A blood blister is a type of blister that forms when subdermal tissues and blood vessels are damaged without piercing the skin. It consists of a pool of lymph, blood and other body fluids trapped beneath the skin. If punctured, it suppurates a dark  fluid. Sometimes the fluids are cut off from the rest of the body and dry up, leaving behind dead cell material inside the blister with a texture like putty. Some blood blisters can be extremely painful due to bruising where the blister occurred.

There are also blood blister-like aneurysms as these are known to be located in the supraclinoid internal carotid artery and have been recognized as having unique pathological and clinical features.

Causes 
Blood blisters are commonly caused by accidents in which the skin is pinched by a tool, mechanism, or heavy weight without protective equipment. Blood blisters can also arise from forcible human contact, including grappling. 

Blood blisters also may occur with friction caused by constant rubbing of skin against a surface. Ill-fitting shoes that rub on the skin can cause the blood vessels in the skin to break and form a blood clot under the skin, resulting in a blood blister. Certain sports activities that require repeated movement and rubbing of the skin against equipment may also cause this. So baseball pitchers, rowers, and drummers often contract blood blisters on the fingers and palms. They also form as a result of frostbite.

Blood blisters can also occur in the mouth for a variety of reasons including side effects to certain medications, nutritional deficiencies, and mouth injuries.

Treatment 

There are several methods of healing blood blisters, including elevation of the wound combined with application of a cold pack, and application of padded dressings or splints.

REQUIRED WORK:
Update the blood blister passage by writing it out again starting with "A blood blister is" and going on through "the blister occurred.", with "putty" changed to "clay".

Page segmentation data:
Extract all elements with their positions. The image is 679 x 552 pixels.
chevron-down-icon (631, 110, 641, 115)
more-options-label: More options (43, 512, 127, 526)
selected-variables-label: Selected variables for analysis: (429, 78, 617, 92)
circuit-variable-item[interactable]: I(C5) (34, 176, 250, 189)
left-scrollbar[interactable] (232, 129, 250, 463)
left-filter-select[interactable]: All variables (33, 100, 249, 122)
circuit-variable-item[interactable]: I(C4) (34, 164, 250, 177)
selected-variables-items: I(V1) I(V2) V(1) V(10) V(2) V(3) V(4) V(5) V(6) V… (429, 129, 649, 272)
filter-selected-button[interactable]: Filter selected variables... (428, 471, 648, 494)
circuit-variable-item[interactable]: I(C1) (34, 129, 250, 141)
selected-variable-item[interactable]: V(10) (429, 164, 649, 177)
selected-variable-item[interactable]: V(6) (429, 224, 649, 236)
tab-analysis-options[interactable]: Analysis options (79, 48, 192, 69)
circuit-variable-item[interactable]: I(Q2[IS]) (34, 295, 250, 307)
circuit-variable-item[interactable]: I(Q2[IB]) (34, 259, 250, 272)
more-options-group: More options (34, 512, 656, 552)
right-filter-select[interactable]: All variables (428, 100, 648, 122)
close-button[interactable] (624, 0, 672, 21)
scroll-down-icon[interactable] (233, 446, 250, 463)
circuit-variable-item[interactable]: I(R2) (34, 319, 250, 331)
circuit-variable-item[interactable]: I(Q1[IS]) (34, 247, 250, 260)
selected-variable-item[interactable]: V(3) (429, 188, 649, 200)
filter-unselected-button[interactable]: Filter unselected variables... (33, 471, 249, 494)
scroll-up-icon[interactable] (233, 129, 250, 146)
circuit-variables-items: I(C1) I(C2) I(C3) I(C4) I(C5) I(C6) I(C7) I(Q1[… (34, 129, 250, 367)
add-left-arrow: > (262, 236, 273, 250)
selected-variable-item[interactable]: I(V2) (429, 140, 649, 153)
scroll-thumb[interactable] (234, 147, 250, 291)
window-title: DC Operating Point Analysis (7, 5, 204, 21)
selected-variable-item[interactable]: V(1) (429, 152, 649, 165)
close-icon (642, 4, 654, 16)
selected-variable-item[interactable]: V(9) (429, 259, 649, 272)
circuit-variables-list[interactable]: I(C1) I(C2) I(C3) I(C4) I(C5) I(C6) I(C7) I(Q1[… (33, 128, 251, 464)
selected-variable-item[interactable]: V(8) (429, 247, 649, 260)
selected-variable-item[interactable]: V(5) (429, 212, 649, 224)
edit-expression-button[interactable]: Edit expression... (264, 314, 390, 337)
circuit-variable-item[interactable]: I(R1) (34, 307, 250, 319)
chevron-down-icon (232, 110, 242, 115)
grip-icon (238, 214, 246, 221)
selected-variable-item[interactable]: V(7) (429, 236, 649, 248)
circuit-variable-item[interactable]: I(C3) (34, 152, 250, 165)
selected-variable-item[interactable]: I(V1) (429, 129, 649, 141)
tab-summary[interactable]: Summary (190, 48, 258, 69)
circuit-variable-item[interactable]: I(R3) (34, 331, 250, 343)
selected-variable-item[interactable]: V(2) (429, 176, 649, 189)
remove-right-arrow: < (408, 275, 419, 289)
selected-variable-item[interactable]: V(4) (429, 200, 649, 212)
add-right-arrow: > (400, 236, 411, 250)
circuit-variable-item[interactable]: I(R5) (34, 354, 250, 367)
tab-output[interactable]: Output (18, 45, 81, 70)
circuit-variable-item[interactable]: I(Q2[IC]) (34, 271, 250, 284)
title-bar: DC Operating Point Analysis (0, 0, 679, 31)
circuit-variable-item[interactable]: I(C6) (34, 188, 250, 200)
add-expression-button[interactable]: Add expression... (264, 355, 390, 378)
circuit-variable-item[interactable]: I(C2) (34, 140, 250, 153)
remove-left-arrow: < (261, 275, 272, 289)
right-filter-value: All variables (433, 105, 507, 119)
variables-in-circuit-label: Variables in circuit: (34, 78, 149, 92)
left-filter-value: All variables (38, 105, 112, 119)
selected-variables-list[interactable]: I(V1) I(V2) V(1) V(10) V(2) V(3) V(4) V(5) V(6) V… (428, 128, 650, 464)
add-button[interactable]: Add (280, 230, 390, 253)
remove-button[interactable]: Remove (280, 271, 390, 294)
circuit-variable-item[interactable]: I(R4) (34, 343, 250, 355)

COMPLETED TASK:
A blood blister is a type of blister that forms when subdermal tissues and blood vessels are damaged without piercing the skin. It consists of a pool of lymph, blood and other body fluids trapped beneath the skin. If punctured, it suppurates a dark  fluid. Sometimes the fluids are cut off from the rest of the body and dry up, leaving behind dead cell material inside the blister with a texture like clay. Some blood blisters can be extremely painful due to bruising where the blister occurred.